WHAT IS ASKED — Gather up every line that includes the string "مهلهل".

MATERIAL SUPPLIED —
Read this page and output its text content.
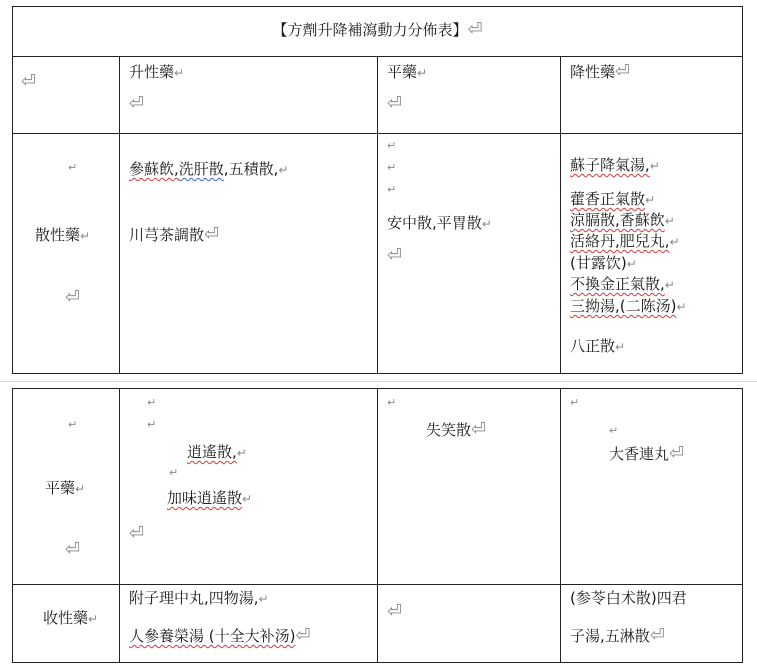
【方劑升降補瀉動力分佈表】⏎
⏎	升性藥↵
⏎
平藥↵
⏎
降性藥⏎
↵
散性藥↵
⏎
參蘇飲,洗肝散,五積散,↵
川芎茶調散⏎
↵
↵
↵
安中散,平胃散↵
⏎
蘇子降氣湯,↵
藿香正氣散↵
涼膈散,香蘇飲↵
活絡丹,肥兒丸,↵
(甘露饮)↵
不換金正氣散,↵
三拗湯,(二陈汤)↵
八正散↵
↵
平藥↵
⏎
↵
↵
逍遙散,↵
↵
加味逍遙散↵
⏎
↵
失笑散⏎
↵
↵
大香連丸⏎
收性藥↵
附子理中丸,四物湯,↵
人參養榮湯 (十全大补汤)⏎
⏎
(参苓白术散)四君
子湯,五淋散⏎
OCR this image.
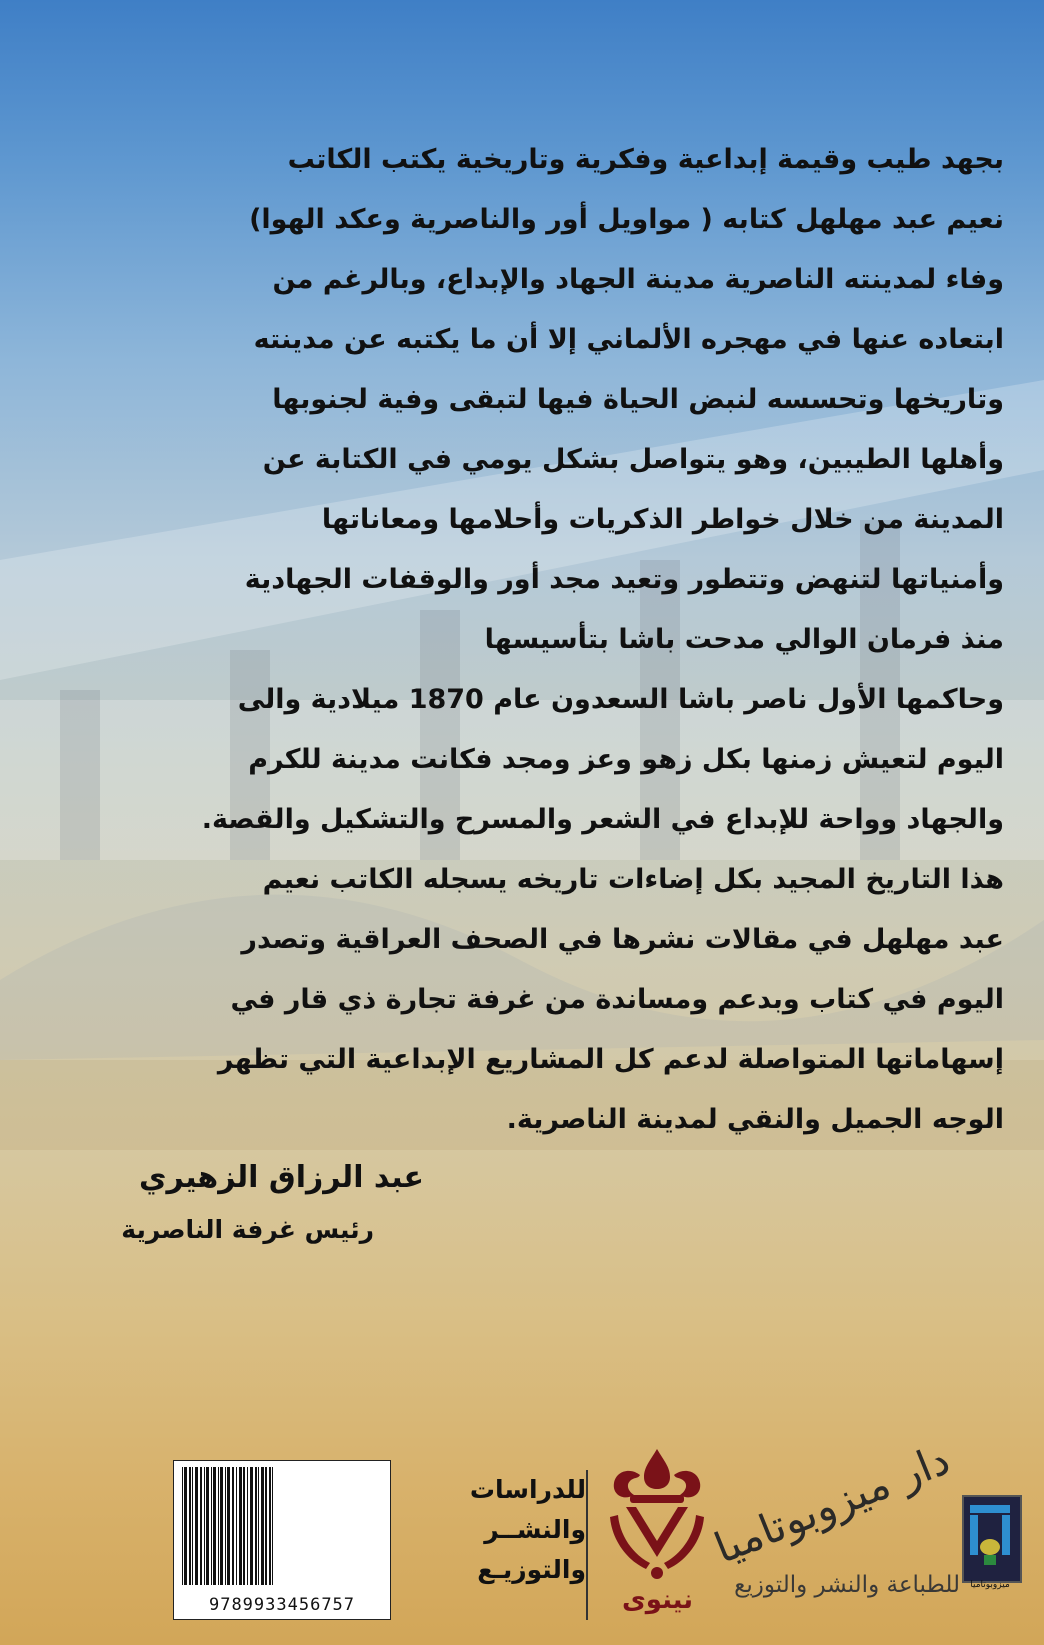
بجهد طيب وقيمة إبداعية وفكرية وتاريخية يكتب الكاتب
نعيم عبد مهلهل كتابه ( مواويل أور والناصرية وعكد الهوا)
وفاء لمدينته الناصرية مدينة الجهاد والإبداع، وبالرغم من
ابتعاده عنها في مهجره الألماني إلا أن ما يكتبه عن مدينته
وتاريخها وتحسسه لنبض الحياة فيها لتبقى وفية لجنوبها
وأهلها الطيبين، وهو يتواصل بشكل يومي في الكتابة عن
المدينة من خلال خواطر الذكريات وأحلامها ومعاناتها
وأمنياتها لتنهض وتتطور وتعيد مجد أور والوقفات الجهادية
منذ فرمان الوالي مدحت باشا بتأسيسها
وحاكمها الأول ناصر باشا السعدون عام 1870 ميلادية والى
اليوم لتعيش زمنها بكل زهو وعز ومجد فكانت مدينة للكرم
والجهاد وواحة للإبداع في الشعر والمسرح والتشكيل والقصة.
هذا التاريخ المجيد بكل إضاءات تاريخه يسجله الكاتب نعيم
عبد مهلهل في مقالات نشرها في الصحف العراقية وتصدر
اليوم في كتاب وبدعم ومساندة من غرفة تجارة ذي قار في
إسهاماتها المتواصلة لدعم كل المشاريع الإبداعية التي تظهر
الوجه الجميل والنقي لمدينة الناصرية.
عبد الرزاق الزهيري
رئيس غرفة الناصرية
9789933456757
للدراسات
والنشــر
والتوزيـع
نينوى
دار ميزوبوتاميا
للطباعة والنشر والتوزيع	ميزوبوتاميا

TASK RESULT —
نعيم عبد مهلهل كتابه ( مواويل أور والناصرية وعكد الهوا)
عبد مهلهل في مقالات نشرها في الصحف العراقية وتصدر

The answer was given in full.